··· Data entries
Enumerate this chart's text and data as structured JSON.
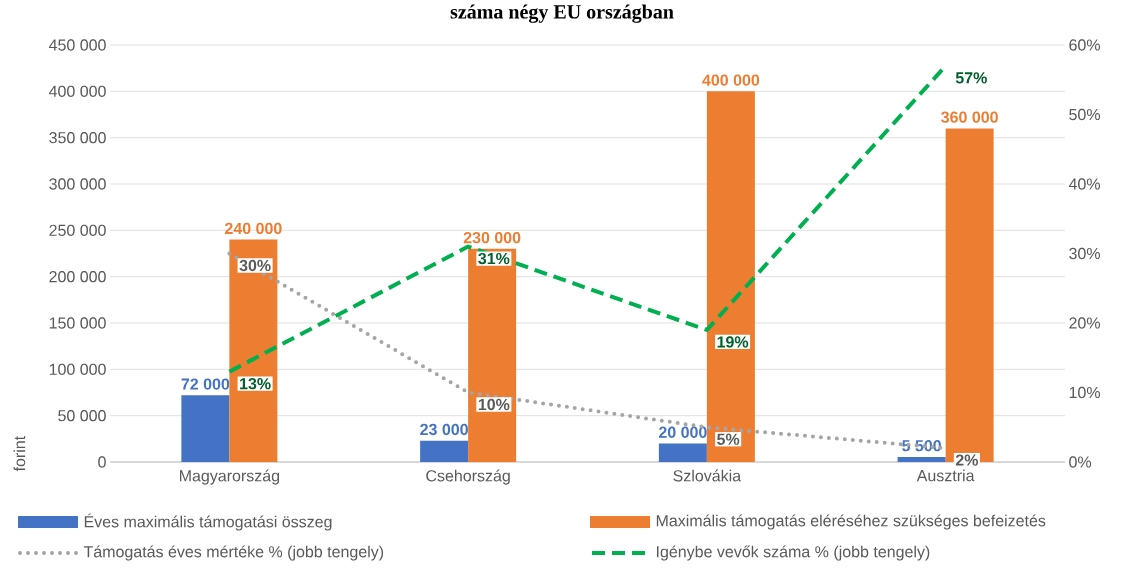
{
  "chart_data": {
    "type": "bar",
    "title": "száma négy EU országban",
    "ylabel": "forint",
    "categories": [
      "Magyarország",
      "Csehország",
      "Szlovákia",
      "Ausztria"
    ],
    "series": [
      {
        "name": "Éves maximális támogatási összeg",
        "color": "#4472c4",
        "values": [
          72000,
          23000,
          20000,
          5500
        ],
        "value_labels": [
          "72 000",
          "23 000",
          "20 000",
          "5 500"
        ]
      },
      {
        "name": "Maximális támogatás eléréséhez szükséges befeizetés",
        "color": "#ed7d31",
        "values": [
          240000,
          230000,
          400000,
          360000
        ],
        "value_labels": [
          "240 000",
          "230 000",
          "400 000",
          "360 000"
        ]
      },
      {
        "name": "Támogatás éves mértéke % (jobb tengely)",
        "type": "line",
        "axis": "y2",
        "color": "#a5a5a5",
        "line_style": "dotted",
        "values": [
          30,
          10,
          5,
          2
        ],
        "value_labels": [
          "30%",
          "10%",
          "5%",
          "2%"
        ]
      },
      {
        "name": "Igénybe vevők száma % (jobb tengely)",
        "type": "line",
        "axis": "y2",
        "color": "#00b050",
        "line_style": "dashed",
        "values": [
          13,
          31,
          19,
          57
        ],
        "value_labels": [
          "13%",
          "31%",
          "19%",
          "57%"
        ]
      }
    ],
    "ylim": [
      0,
      450000
    ],
    "yticks": [
      {
        "value": 0,
        "label": "0"
      },
      {
        "value": 50000,
        "label": "50 000"
      },
      {
        "value": 100000,
        "label": "100 000"
      },
      {
        "value": 150000,
        "label": "150 000"
      },
      {
        "value": 200000,
        "label": "200 000"
      },
      {
        "value": 250000,
        "label": "250 000"
      },
      {
        "value": 300000,
        "label": "300 000"
      },
      {
        "value": 350000,
        "label": "350 000"
      },
      {
        "value": 400000,
        "label": "400 000"
      },
      {
        "value": 450000,
        "label": "450 000"
      }
    ],
    "y2lim": [
      0,
      60
    ],
    "y2ticks": [
      {
        "value": 0,
        "label": "0%"
      },
      {
        "value": 10,
        "label": "10%"
      },
      {
        "value": 20,
        "label": "20%"
      },
      {
        "value": 30,
        "label": "30%"
      },
      {
        "value": 40,
        "label": "40%"
      },
      {
        "value": 50,
        "label": "50%"
      },
      {
        "value": 60,
        "label": "60%"
      }
    ],
    "grid": "y",
    "legend": "bottom",
    "marker": "none"
  }
}
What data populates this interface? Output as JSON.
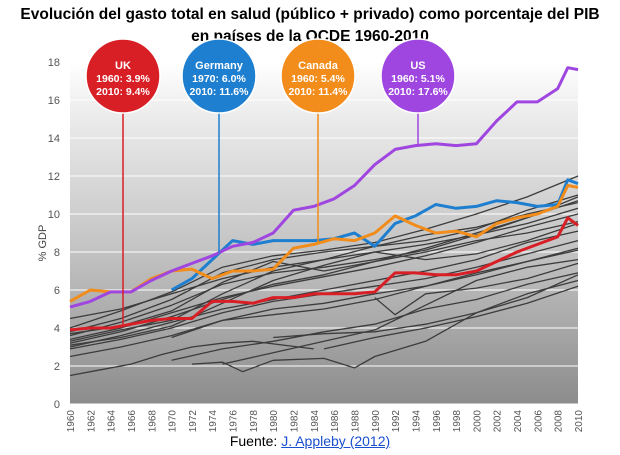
{
  "title_line1": "Evolución del gasto total en salud (público + privado) como porcentaje del PIB",
  "title_line2": "en países de la OCDE 1960-2010",
  "source_label": "Fuente:",
  "source_link": "J. Appleby (2012)",
  "chart_data": {
    "type": "line",
    "ylabel": "% GDP",
    "xlabel": "",
    "xlim": [
      1960,
      2010
    ],
    "ylim": [
      0,
      18
    ],
    "x_ticks": [
      1960,
      1962,
      1964,
      1966,
      1968,
      1970,
      1972,
      1974,
      1976,
      1978,
      1980,
      1982,
      1984,
      1986,
      1988,
      1990,
      1992,
      1994,
      1996,
      1998,
      2000,
      2002,
      2004,
      2006,
      2008,
      2010
    ],
    "y_ticks": [
      0,
      2,
      4,
      6,
      8,
      10,
      12,
      14,
      16,
      18
    ],
    "grid": true,
    "colors": {
      "UK": "#d81f26",
      "Germany": "#1e7fd0",
      "Canada": "#f28c1a",
      "US": "#a046e0",
      "background": "#1a1a1a",
      "grid": "#ffffff",
      "others": "#3c3c3c"
    },
    "annotations": [
      {
        "country": "UK",
        "line1": "1960: 3.9%",
        "line2": "2010: 9.4%",
        "color": "#d81f26"
      },
      {
        "country": "Germany",
        "line1": "1970: 6.0%",
        "line2": "2010: 11.6%",
        "color": "#1e7fd0"
      },
      {
        "country": "Canada",
        "line1": "1960: 5.4%",
        "line2": "2010: 11.4%",
        "color": "#f28c1a"
      },
      {
        "country": "US",
        "line1": "1960: 5.1%",
        "line2": "2010: 17.6%",
        "color": "#a046e0"
      }
    ],
    "highlighted_series": [
      {
        "name": "UK",
        "color": "#d81f26",
        "x": [
          1960,
          1962,
          1964,
          1966,
          1968,
          1970,
          1972,
          1974,
          1976,
          1978,
          1980,
          1982,
          1984,
          1986,
          1988,
          1990,
          1992,
          1994,
          1996,
          1998,
          2000,
          2002,
          2004,
          2006,
          2008,
          2009,
          2010
        ],
        "values": [
          3.9,
          4.0,
          4.0,
          4.2,
          4.4,
          4.5,
          4.5,
          5.4,
          5.4,
          5.3,
          5.6,
          5.6,
          5.8,
          5.8,
          5.8,
          5.9,
          6.9,
          6.9,
          6.8,
          6.8,
          7.0,
          7.5,
          8.0,
          8.4,
          8.8,
          9.8,
          9.4
        ]
      },
      {
        "name": "Germany",
        "color": "#1e7fd0",
        "x": [
          1970,
          1972,
          1974,
          1976,
          1978,
          1980,
          1982,
          1984,
          1986,
          1988,
          1990,
          1992,
          1994,
          1996,
          1998,
          2000,
          2002,
          2004,
          2006,
          2008,
          2009,
          2010
        ],
        "values": [
          6.0,
          6.6,
          7.6,
          8.6,
          8.4,
          8.6,
          8.6,
          8.6,
          8.7,
          9.0,
          8.3,
          9.5,
          9.9,
          10.5,
          10.3,
          10.4,
          10.7,
          10.6,
          10.4,
          10.5,
          11.8,
          11.6
        ]
      },
      {
        "name": "Canada",
        "color": "#f28c1a",
        "x": [
          1960,
          1962,
          1964,
          1966,
          1968,
          1970,
          1972,
          1974,
          1976,
          1978,
          1980,
          1982,
          1984,
          1986,
          1988,
          1990,
          1992,
          1994,
          1996,
          1998,
          2000,
          2002,
          2004,
          2006,
          2008,
          2009,
          2010
        ],
        "values": [
          5.4,
          6.0,
          5.9,
          5.9,
          6.6,
          7.0,
          7.1,
          6.6,
          7.0,
          7.0,
          7.1,
          8.2,
          8.4,
          8.7,
          8.6,
          9.0,
          9.9,
          9.4,
          9.0,
          9.1,
          8.8,
          9.5,
          9.8,
          10.0,
          10.4,
          11.5,
          11.4
        ]
      },
      {
        "name": "US",
        "color": "#a046e0",
        "x": [
          1960,
          1962,
          1964,
          1966,
          1968,
          1970,
          1972,
          1974,
          1976,
          1978,
          1980,
          1982,
          1984,
          1986,
          1988,
          1990,
          1992,
          1994,
          1996,
          1998,
          2000,
          2002,
          2004,
          2006,
          2008,
          2009,
          2010
        ],
        "values": [
          5.1,
          5.4,
          5.9,
          5.9,
          6.5,
          7.0,
          7.4,
          7.8,
          8.3,
          8.5,
          9.0,
          10.2,
          10.4,
          10.8,
          11.5,
          12.6,
          13.4,
          13.6,
          13.7,
          13.6,
          13.7,
          14.9,
          15.9,
          15.9,
          16.6,
          17.7,
          17.6
        ]
      }
    ],
    "other_series": [
      {
        "x": [
          1960,
          1965,
          1970,
          1975,
          1980,
          1985,
          1990,
          1995,
          2000,
          2005,
          2010
        ],
        "values": [
          3.0,
          3.6,
          4.3,
          5.0,
          5.5,
          6.0,
          6.5,
          7.0,
          7.6,
          8.5,
          9.1
        ]
      },
      {
        "x": [
          1960,
          1965,
          1970,
          1975,
          1980,
          1985,
          1990,
          1995,
          2000,
          2005,
          2010
        ],
        "values": [
          3.4,
          4.0,
          4.8,
          5.6,
          6.2,
          6.7,
          7.2,
          7.8,
          8.5,
          9.3,
          10.0
        ]
      },
      {
        "x": [
          1960,
          1965,
          1970,
          1975,
          1980,
          1985,
          1990,
          1995,
          2000,
          2005,
          2010
        ],
        "values": [
          3.6,
          4.3,
          5.2,
          6.3,
          6.9,
          7.2,
          7.6,
          8.1,
          8.9,
          9.8,
          10.7
        ]
      },
      {
        "x": [
          1960,
          1965,
          1970,
          1975,
          1980,
          1985,
          1990,
          1995,
          2000,
          2005,
          2010
        ],
        "values": [
          2.9,
          3.4,
          4.0,
          4.8,
          5.4,
          5.8,
          6.2,
          6.6,
          7.2,
          7.9,
          8.6
        ]
      },
      {
        "x": [
          1960,
          1965,
          1970,
          1975,
          1980,
          1985,
          1990,
          1995,
          2000,
          2005,
          2010
        ],
        "values": [
          4.5,
          5.0,
          5.8,
          6.6,
          7.2,
          7.6,
          8.0,
          8.4,
          8.9,
          9.5,
          10.3
        ]
      },
      {
        "x": [
          1960,
          1965,
          1970,
          1975,
          1980,
          1985,
          1990,
          1995,
          2000,
          2005,
          2010
        ],
        "values": [
          3.2,
          3.8,
          4.6,
          5.5,
          6.3,
          6.8,
          7.5,
          8.2,
          9.0,
          9.8,
          10.9
        ]
      },
      {
        "x": [
          1960,
          1965,
          1970,
          1975,
          1980,
          1985,
          1990,
          1995,
          2000,
          2005,
          2010
        ],
        "values": [
          3.8,
          4.5,
          5.5,
          6.9,
          7.6,
          8.0,
          8.3,
          8.6,
          9.2,
          10.2,
          11.0
        ]
      },
      {
        "x": [
          1960,
          1965,
          1970,
          1975,
          1980,
          1985,
          1990,
          1995,
          2000,
          2005,
          2010
        ],
        "values": [
          2.5,
          3.0,
          3.6,
          4.4,
          5.0,
          5.3,
          5.8,
          6.2,
          6.8,
          7.5,
          8.1
        ]
      },
      {
        "x": [
          1960,
          1965,
          1970,
          1975,
          1980,
          1985,
          1990,
          1995,
          2000,
          2005,
          2010
        ],
        "values": [
          4.0,
          4.9,
          5.9,
          7.2,
          7.8,
          8.1,
          8.5,
          9.2,
          10.0,
          10.9,
          12.0
        ]
      },
      {
        "x": [
          1960,
          1965,
          1970,
          1975,
          1980,
          1985,
          1990,
          1995,
          2000,
          2005,
          2010
        ],
        "values": [
          3.1,
          3.5,
          4.1,
          5.3,
          6.5,
          7.3,
          8.0,
          7.6,
          7.9,
          8.6,
          9.5
        ]
      },
      {
        "x": [
          1960,
          1965,
          1970,
          1975,
          1980,
          1985,
          1990,
          1995,
          2000,
          2005,
          2010
        ],
        "values": [
          3.7,
          4.1,
          4.9,
          6.4,
          7.5,
          7.0,
          7.5,
          8.0,
          8.6,
          9.0,
          9.6
        ]
      },
      {
        "x": [
          1960,
          1965,
          1970,
          1975,
          1980,
          1985,
          1990,
          1995,
          2000,
          2005,
          2010
        ],
        "values": [
          3.3,
          3.9,
          4.4,
          5.8,
          7.0,
          7.6,
          8.3,
          8.9,
          9.3,
          10.0,
          10.6
        ]
      },
      {
        "x": [
          1970,
          1975,
          1980,
          1985,
          1990,
          1995,
          2000,
          2005,
          2010
        ],
        "values": [
          3.5,
          4.4,
          4.7,
          5.0,
          5.5,
          6.2,
          6.9,
          7.5,
          8.2
        ]
      },
      {
        "x": [
          1970,
          1975,
          1980,
          1985,
          1990,
          1995,
          2000,
          2005,
          2010
        ],
        "values": [
          2.3,
          2.9,
          3.3,
          3.8,
          4.2,
          5.0,
          5.5,
          6.3,
          6.9
        ]
      },
      {
        "x": [
          1980,
          1985,
          1990,
          1995,
          2000,
          2005,
          2010
        ],
        "values": [
          3.5,
          3.7,
          3.8,
          4.2,
          4.8,
          5.8,
          6.5
        ]
      },
      {
        "x": [
          1972,
          1975,
          1977,
          1980,
          1985,
          1988,
          1990,
          1995,
          2000,
          2005,
          2010
        ],
        "values": [
          2.1,
          2.2,
          1.7,
          2.3,
          2.4,
          1.9,
          2.5,
          3.3,
          4.8,
          5.6,
          6.8
        ]
      },
      {
        "x": [
          1960,
          1963,
          1966,
          1969,
          1972,
          1975,
          1978,
          1981,
          1984
        ],
        "values": [
          1.5,
          1.8,
          2.1,
          2.6,
          3.0,
          3.2,
          3.3,
          3.1,
          2.9
        ]
      },
      {
        "x": [
          1985,
          1990,
          1995,
          2000,
          2005,
          2010
        ],
        "values": [
          2.9,
          3.5,
          4.0,
          4.6,
          5.3,
          6.2
        ]
      },
      {
        "x": [
          1990,
          1992,
          1995,
          2000,
          2005,
          2010
        ],
        "values": [
          5.6,
          4.7,
          5.8,
          6.1,
          6.6,
          7.4
        ]
      },
      {
        "x": [
          1975,
          1980,
          1985,
          1990,
          1995,
          2000,
          2005,
          2010
        ],
        "values": [
          2.1,
          2.7,
          3.3,
          3.9,
          5.2,
          6.5,
          7.2,
          7.6
        ]
      }
    ]
  }
}
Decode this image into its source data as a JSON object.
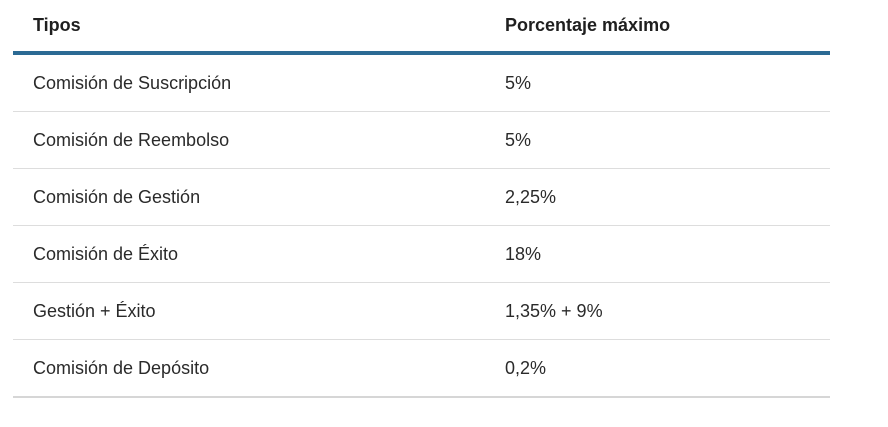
{
  "table": {
    "headers": [
      "Tipos",
      "Porcentaje máximo"
    ],
    "rows": [
      [
        "Comisión de Suscripción",
        "5%"
      ],
      [
        "Comisión de Reembolso",
        "5%"
      ],
      [
        "Comisión de Gestión",
        "2,25%"
      ],
      [
        "Comisión de Éxito",
        "18%"
      ],
      [
        "Gestión + Éxito",
        "1,35% + 9%"
      ],
      [
        "Comisión de Depósito",
        "0,2%"
      ]
    ]
  }
}
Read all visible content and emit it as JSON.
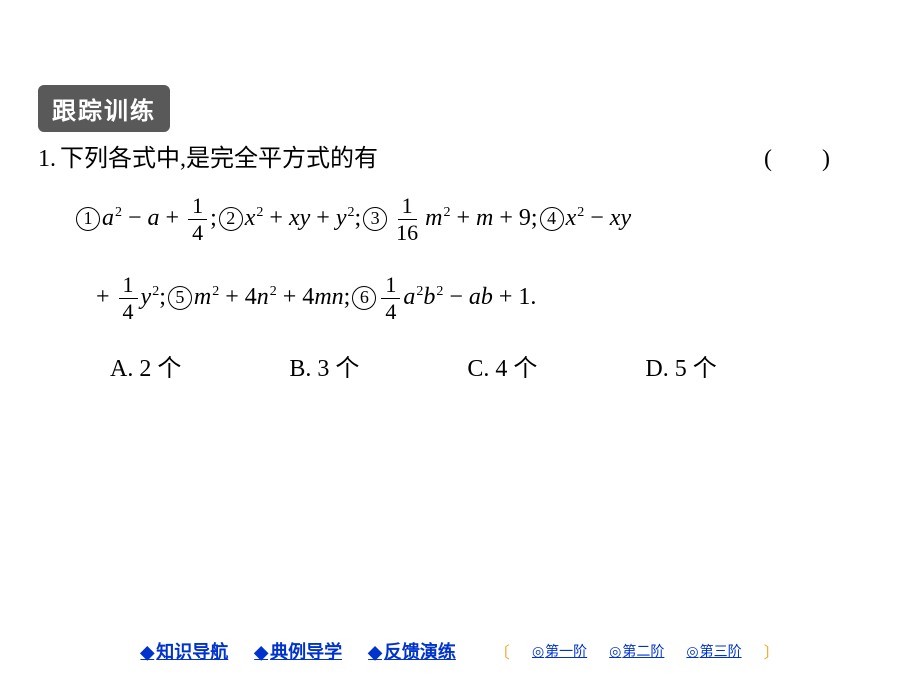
{
  "badge": {
    "text": "跟踪训练",
    "bg_color": "#595959",
    "text_color": "#ffffff"
  },
  "question": {
    "number": "1.",
    "stem": "下列各式中,是完全平方式的有",
    "paren_open": "(",
    "paren_close": ")",
    "items": {
      "c1": "1",
      "c2": "2",
      "c3": "3",
      "c4": "4",
      "c5": "5",
      "c6": "6"
    },
    "options": {
      "A": {
        "label": "A.",
        "text": "2 个"
      },
      "B": {
        "label": "B.",
        "text": "3 个"
      },
      "C": {
        "label": "C.",
        "text": "4 个"
      },
      "D": {
        "label": "D.",
        "text": "5 个"
      }
    }
  },
  "nav": {
    "main": [
      {
        "diamond": "◆",
        "text": "知识导航"
      },
      {
        "diamond": "◆",
        "text": "典例导学"
      },
      {
        "diamond": "◆",
        "text": "反馈演练"
      }
    ],
    "sub_bracket_open": "〔",
    "sub_bracket_close": "〕",
    "sub": [
      {
        "ring": "◎",
        "text": "第一阶"
      },
      {
        "ring": "◎",
        "text": "第二阶"
      },
      {
        "ring": "◎",
        "text": "第三阶"
      }
    ]
  },
  "colors": {
    "link": "#0033cc",
    "bracket": "#f5a623",
    "text": "#000000",
    "background": "#ffffff"
  }
}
······
▸ Problem details
Scan the entries above. Copy each line that has the string "this".

▸ Complete answer
Enumerate this chart's text and data as structured JSON.
What data populates this interface? Output as JSON.
Decode this image into its source data as a JSON object.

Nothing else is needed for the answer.